Copy out each line below exactly as it appears.

[Structured figure records]
-.-.-

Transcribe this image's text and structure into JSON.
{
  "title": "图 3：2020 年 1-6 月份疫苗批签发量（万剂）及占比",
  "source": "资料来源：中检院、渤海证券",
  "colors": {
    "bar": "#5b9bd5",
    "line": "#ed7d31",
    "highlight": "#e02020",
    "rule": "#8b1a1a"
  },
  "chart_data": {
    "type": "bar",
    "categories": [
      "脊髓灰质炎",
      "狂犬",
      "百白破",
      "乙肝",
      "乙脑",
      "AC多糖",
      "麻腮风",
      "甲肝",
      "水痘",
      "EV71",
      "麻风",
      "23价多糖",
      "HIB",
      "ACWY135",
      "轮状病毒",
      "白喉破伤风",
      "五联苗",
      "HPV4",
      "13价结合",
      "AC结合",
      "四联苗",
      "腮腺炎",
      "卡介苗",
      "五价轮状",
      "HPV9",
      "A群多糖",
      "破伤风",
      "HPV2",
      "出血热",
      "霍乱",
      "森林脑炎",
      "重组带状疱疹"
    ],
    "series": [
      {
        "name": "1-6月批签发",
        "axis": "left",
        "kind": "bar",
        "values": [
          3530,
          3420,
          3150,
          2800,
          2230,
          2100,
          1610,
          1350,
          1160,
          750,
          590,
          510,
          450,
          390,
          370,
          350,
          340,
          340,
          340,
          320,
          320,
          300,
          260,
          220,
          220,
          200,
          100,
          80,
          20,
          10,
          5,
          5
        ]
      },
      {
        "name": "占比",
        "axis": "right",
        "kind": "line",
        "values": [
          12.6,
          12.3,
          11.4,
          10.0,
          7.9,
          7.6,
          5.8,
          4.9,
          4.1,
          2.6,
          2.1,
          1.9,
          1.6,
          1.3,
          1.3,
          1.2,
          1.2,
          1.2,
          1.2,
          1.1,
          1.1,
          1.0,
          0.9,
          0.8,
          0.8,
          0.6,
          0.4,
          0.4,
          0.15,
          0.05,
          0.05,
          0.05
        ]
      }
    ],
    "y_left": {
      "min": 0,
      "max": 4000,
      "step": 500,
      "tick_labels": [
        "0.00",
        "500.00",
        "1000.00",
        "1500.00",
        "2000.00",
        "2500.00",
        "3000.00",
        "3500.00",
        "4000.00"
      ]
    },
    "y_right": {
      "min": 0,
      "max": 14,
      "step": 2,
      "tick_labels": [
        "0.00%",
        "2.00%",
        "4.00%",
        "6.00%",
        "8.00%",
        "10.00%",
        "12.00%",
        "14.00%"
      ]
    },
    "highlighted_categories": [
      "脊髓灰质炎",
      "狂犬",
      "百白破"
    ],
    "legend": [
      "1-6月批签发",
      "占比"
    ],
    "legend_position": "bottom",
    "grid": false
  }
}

-.-.-

Output of the exercise:
Transcribe this image's text and structure into JSON.
{
  "title": "图 3：2020 年 1-6 月份疫苗批签发量（万剂）及占比",
  "source": "资料来源：中检院、渤海证券",
  "colors": {
    "bar": "#5b9bd5",
    "line": "#ed7d31",
    "highlight": "#e02020",
    "rule": "#8b1a1a"
  },
  "chart_data": {
    "type": "bar",
    "categories": [
      "脊髓灰质炎",
      "狂犬",
      "百白破",
      "乙肝",
      "乙脑",
      "AC多糖",
      "麻腮风",
      "甲肝",
      "水痘",
      "EV71",
      "麻风",
      "23价多糖",
      "HIB",
      "ACWY135",
      "轮状病毒",
      "白喉破伤风",
      "五联苗",
      "HPV4",
      "13价结合",
      "AC结合",
      "四联苗",
      "腮腺炎",
      "卡介苗",
      "五价轮状",
      "HPV9",
      "A群多糖",
      "破伤风",
      "HPV2",
      "出血热",
      "霍乱",
      "森林脑炎",
      "重组带状疱疹"
    ],
    "series": [
      {
        "name": "1-6月批签发",
        "axis": "left",
        "kind": "bar",
        "values": [
          3530,
          3420,
          3150,
          2800,
          2230,
          2100,
          1610,
          1350,
          1160,
          750,
          590,
          510,
          450,
          390,
          370,
          350,
          340,
          340,
          340,
          320,
          320,
          300,
          260,
          220,
          220,
          200,
          100,
          80,
          20,
          10,
          5,
          5
        ]
      },
      {
        "name": "占比",
        "axis": "right",
        "kind": "line",
        "values": [
          12.6,
          12.3,
          11.4,
          10.0,
          7.9,
          7.6,
          5.8,
          4.9,
          4.1,
          2.6,
          2.1,
          1.9,
          1.6,
          1.3,
          1.3,
          1.2,
          1.2,
          1.2,
          1.2,
          1.1,
          1.1,
          1.0,
          0.9,
          0.8,
          0.8,
          0.6,
          0.4,
          0.4,
          0.15,
          0.05,
          0.05,
          0.05
        ]
      }
    ],
    "y_left": {
      "min": 0,
      "max": 4000,
      "step": 500,
      "tick_labels": [
        "0.00",
        "500.00",
        "1000.00",
        "1500.00",
        "2000.00",
        "2500.00",
        "3000.00",
        "3500.00",
        "4000.00"
      ]
    },
    "y_right": {
      "min": 0,
      "max": 14,
      "step": 2,
      "tick_labels": [
        "0.00%",
        "2.00%",
        "4.00%",
        "6.00%",
        "8.00%",
        "10.00%",
        "12.00%",
        "14.00%"
      ]
    },
    "highlighted_categories": [
      "脊髓灰质炎",
      "狂犬",
      "百白破"
    ],
    "legend": [
      "1-6月批签发",
      "占比"
    ],
    "legend_position": "bottom",
    "grid": false
  }
}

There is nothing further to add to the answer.